→ **Direction**:
Single out the lines of the material that contain "name" and copy them.
----- Entries supplied -----
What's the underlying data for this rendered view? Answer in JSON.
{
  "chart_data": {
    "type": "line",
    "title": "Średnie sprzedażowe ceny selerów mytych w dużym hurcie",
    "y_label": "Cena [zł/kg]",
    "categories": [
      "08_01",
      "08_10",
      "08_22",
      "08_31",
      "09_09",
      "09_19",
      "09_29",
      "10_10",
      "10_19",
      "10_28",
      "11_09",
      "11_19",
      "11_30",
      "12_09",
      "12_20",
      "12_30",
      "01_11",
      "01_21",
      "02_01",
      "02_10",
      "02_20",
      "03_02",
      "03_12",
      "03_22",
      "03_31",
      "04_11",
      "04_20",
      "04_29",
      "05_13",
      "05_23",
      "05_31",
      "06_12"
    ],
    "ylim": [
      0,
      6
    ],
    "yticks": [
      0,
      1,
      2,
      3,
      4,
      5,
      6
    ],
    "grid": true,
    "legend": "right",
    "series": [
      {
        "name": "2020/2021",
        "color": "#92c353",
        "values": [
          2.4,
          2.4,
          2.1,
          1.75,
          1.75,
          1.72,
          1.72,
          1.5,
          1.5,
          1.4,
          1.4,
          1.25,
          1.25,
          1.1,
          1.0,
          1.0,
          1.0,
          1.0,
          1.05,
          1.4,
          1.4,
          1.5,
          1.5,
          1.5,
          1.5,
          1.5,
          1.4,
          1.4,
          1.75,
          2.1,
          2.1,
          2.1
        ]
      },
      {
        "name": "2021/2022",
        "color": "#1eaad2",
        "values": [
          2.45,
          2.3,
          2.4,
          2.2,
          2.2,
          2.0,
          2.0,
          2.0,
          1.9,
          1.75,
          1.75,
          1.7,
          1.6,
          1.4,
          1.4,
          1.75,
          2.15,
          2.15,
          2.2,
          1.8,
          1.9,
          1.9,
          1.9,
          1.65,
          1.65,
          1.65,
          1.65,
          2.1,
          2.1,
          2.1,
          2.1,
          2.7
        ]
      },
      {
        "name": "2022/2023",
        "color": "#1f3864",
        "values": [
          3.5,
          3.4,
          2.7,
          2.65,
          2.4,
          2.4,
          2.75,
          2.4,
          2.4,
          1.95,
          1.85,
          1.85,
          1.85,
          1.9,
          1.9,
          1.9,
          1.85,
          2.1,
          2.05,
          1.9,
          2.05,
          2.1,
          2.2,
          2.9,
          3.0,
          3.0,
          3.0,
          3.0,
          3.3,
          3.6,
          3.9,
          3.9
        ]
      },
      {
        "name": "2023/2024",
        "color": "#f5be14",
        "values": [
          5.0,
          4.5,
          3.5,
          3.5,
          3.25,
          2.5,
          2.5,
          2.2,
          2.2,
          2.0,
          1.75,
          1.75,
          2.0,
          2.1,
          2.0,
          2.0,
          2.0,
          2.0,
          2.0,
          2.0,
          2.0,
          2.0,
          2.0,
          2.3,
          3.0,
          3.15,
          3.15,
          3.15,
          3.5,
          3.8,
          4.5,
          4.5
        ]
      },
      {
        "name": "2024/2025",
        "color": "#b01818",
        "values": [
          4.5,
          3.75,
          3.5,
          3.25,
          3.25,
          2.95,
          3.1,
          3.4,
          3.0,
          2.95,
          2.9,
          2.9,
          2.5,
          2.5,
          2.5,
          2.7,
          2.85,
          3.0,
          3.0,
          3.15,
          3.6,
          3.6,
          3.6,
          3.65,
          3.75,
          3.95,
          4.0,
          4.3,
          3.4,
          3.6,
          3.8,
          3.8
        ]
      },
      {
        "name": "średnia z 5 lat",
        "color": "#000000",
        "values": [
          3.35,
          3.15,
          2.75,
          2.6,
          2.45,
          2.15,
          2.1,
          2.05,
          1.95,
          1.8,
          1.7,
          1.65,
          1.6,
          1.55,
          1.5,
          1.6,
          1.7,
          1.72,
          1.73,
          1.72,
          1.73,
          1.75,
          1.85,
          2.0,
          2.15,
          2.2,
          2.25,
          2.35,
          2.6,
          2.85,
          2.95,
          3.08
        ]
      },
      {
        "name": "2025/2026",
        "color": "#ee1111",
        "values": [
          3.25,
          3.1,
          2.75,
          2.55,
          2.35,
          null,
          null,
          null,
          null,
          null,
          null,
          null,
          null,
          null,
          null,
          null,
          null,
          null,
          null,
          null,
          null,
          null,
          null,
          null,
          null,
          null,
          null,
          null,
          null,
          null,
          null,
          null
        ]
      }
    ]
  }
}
-----
→ **Written reply**:
        "name": "2020/2021",
        "name": "2021/2022",
        "name": "2022/2023",
        "name": "2023/2024",
        "name": "2024/2025",
        "name": "średnia z 5 lat",
        "name": "2025/2026",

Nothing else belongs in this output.